What is required: Work out how many lines of the listing hold the string "name", then answer with that number and nothing else.

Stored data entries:
--- start ---
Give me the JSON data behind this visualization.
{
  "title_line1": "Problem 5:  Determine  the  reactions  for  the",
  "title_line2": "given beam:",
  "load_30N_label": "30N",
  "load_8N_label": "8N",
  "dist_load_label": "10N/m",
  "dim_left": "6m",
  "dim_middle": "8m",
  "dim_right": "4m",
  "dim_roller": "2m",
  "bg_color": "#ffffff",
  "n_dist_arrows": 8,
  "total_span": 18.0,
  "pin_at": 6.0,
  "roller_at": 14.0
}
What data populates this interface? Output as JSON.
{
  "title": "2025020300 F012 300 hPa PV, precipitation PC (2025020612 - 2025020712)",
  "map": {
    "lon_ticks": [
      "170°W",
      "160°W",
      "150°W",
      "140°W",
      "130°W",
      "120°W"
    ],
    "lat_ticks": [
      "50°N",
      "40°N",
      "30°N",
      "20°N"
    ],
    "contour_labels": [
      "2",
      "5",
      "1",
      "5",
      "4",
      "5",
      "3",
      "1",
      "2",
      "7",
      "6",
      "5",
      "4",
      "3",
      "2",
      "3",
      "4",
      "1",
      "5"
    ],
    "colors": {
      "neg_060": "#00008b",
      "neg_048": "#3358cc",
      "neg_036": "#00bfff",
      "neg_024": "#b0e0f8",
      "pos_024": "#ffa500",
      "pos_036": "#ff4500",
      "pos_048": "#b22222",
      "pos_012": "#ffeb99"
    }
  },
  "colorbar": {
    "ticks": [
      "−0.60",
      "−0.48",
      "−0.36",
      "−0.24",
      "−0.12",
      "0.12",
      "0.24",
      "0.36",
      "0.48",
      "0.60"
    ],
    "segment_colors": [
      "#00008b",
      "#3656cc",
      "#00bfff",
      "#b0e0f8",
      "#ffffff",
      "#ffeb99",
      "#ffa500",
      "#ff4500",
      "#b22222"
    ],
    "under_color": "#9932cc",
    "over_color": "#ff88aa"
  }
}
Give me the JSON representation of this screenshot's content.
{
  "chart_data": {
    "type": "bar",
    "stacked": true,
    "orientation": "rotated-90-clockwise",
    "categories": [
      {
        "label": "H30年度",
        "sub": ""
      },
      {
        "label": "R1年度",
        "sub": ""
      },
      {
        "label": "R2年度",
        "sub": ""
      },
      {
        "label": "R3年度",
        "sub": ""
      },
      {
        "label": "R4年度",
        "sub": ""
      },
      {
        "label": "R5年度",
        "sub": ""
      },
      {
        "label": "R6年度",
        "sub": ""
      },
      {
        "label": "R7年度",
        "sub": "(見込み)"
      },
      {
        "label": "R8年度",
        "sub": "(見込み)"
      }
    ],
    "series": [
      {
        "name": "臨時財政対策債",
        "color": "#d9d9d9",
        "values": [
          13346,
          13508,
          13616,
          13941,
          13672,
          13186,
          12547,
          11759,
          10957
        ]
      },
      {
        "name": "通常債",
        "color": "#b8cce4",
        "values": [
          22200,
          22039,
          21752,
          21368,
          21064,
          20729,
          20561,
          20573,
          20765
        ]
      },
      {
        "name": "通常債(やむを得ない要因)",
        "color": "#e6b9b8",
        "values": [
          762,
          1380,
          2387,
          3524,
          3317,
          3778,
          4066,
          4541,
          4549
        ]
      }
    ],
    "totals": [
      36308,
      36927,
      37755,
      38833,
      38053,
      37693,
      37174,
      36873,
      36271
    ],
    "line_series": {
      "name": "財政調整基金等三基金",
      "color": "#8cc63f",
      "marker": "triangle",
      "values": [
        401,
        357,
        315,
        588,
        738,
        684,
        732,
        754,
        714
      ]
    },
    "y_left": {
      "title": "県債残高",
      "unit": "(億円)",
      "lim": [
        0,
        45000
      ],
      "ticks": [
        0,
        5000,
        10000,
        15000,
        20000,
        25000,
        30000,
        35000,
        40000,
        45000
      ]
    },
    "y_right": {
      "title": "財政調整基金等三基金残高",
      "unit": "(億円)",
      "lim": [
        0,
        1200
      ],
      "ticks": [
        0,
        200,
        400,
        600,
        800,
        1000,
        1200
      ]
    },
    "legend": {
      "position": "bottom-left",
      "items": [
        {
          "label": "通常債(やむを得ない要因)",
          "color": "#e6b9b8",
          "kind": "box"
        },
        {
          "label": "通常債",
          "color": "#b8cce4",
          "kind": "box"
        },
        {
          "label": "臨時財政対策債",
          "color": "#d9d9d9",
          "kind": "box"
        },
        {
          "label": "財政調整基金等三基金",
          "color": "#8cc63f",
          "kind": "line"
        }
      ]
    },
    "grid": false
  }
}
--- end ---
--- start ---
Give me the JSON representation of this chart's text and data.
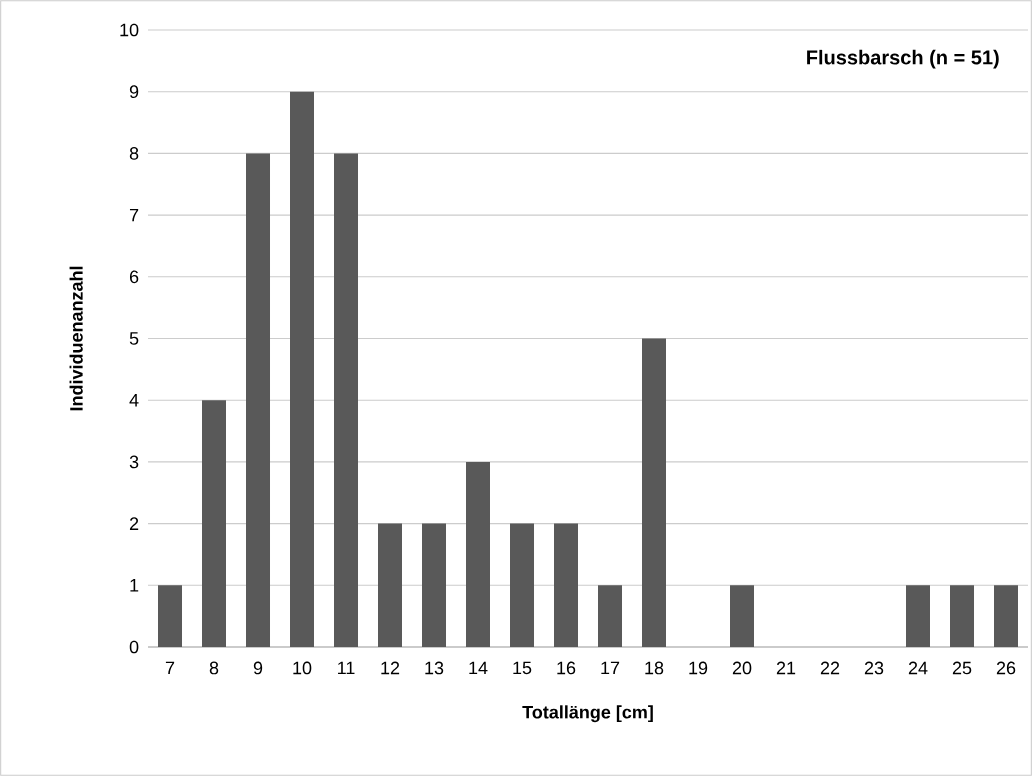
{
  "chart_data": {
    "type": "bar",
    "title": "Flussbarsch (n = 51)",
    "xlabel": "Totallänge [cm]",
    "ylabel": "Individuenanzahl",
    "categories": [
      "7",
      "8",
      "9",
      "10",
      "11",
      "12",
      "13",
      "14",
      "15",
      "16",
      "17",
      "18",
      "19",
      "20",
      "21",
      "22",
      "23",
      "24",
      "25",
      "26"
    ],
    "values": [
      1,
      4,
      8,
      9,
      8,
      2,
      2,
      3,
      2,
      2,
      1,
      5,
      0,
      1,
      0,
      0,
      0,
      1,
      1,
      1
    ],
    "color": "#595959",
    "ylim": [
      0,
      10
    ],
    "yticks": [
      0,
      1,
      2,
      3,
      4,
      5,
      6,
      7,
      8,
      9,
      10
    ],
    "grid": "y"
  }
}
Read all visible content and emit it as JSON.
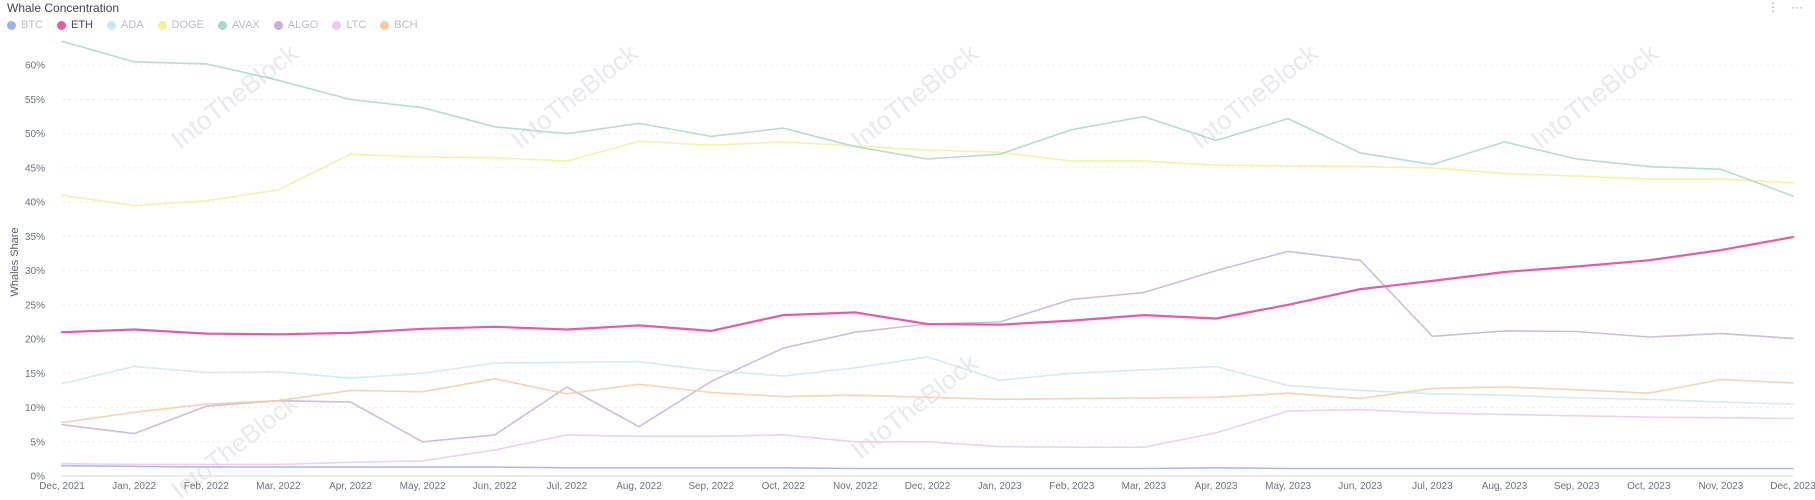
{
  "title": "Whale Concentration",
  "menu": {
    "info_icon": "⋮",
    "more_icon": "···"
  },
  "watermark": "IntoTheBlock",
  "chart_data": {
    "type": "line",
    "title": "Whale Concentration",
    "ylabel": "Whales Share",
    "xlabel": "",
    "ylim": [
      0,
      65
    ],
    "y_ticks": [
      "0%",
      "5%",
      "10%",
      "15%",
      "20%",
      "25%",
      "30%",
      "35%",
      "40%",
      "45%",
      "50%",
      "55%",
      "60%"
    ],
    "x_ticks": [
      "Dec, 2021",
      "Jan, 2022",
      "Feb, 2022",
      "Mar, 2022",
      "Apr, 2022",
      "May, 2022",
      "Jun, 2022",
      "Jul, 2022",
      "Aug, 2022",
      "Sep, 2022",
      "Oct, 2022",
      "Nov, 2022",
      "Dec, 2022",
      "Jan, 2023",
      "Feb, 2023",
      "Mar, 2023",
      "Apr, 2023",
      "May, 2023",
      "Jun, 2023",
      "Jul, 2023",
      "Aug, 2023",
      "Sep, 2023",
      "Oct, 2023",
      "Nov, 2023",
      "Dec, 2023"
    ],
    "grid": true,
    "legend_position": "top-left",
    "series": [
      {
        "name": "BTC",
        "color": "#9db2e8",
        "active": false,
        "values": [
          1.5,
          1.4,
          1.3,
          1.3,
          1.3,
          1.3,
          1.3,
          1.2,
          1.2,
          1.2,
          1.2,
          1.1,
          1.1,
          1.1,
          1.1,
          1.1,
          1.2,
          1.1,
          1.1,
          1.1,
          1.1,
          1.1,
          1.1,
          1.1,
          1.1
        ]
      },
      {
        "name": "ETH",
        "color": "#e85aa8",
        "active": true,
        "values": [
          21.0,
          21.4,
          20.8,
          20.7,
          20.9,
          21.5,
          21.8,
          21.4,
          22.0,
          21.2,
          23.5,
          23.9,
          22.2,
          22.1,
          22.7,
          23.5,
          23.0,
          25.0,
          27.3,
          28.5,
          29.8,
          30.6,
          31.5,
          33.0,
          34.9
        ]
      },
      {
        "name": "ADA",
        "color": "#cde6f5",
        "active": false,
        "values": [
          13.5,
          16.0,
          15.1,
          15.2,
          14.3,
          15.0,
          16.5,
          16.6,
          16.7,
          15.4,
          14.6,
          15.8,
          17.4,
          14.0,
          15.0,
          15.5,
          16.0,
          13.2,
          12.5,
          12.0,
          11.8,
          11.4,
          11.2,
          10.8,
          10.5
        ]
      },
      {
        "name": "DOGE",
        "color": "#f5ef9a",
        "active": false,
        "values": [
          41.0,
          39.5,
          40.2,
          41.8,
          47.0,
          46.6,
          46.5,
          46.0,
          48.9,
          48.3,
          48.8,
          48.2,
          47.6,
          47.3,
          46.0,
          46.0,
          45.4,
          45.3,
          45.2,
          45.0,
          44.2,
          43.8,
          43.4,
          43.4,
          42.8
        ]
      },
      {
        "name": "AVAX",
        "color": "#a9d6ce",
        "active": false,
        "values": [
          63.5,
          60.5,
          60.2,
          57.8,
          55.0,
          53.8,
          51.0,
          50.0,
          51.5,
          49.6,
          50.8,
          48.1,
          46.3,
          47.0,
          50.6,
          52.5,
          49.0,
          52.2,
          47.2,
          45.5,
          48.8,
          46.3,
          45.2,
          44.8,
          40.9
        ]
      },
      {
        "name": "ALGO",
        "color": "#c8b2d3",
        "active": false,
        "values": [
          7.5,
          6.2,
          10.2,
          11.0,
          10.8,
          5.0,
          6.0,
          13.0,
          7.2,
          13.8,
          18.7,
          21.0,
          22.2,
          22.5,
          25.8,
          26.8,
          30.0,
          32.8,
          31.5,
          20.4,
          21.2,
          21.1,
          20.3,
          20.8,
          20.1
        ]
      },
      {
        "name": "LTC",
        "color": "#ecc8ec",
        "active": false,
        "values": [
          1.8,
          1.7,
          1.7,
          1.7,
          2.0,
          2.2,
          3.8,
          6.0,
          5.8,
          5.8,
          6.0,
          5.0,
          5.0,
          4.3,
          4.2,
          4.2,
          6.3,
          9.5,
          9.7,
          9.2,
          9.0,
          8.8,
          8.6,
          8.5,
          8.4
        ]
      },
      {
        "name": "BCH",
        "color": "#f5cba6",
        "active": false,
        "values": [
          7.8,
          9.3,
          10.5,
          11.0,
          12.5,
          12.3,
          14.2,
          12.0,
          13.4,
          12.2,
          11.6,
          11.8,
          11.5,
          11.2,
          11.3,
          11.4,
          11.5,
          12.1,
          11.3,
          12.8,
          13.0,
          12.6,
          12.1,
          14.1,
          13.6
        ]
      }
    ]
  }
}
--- end ---
Correct output: 12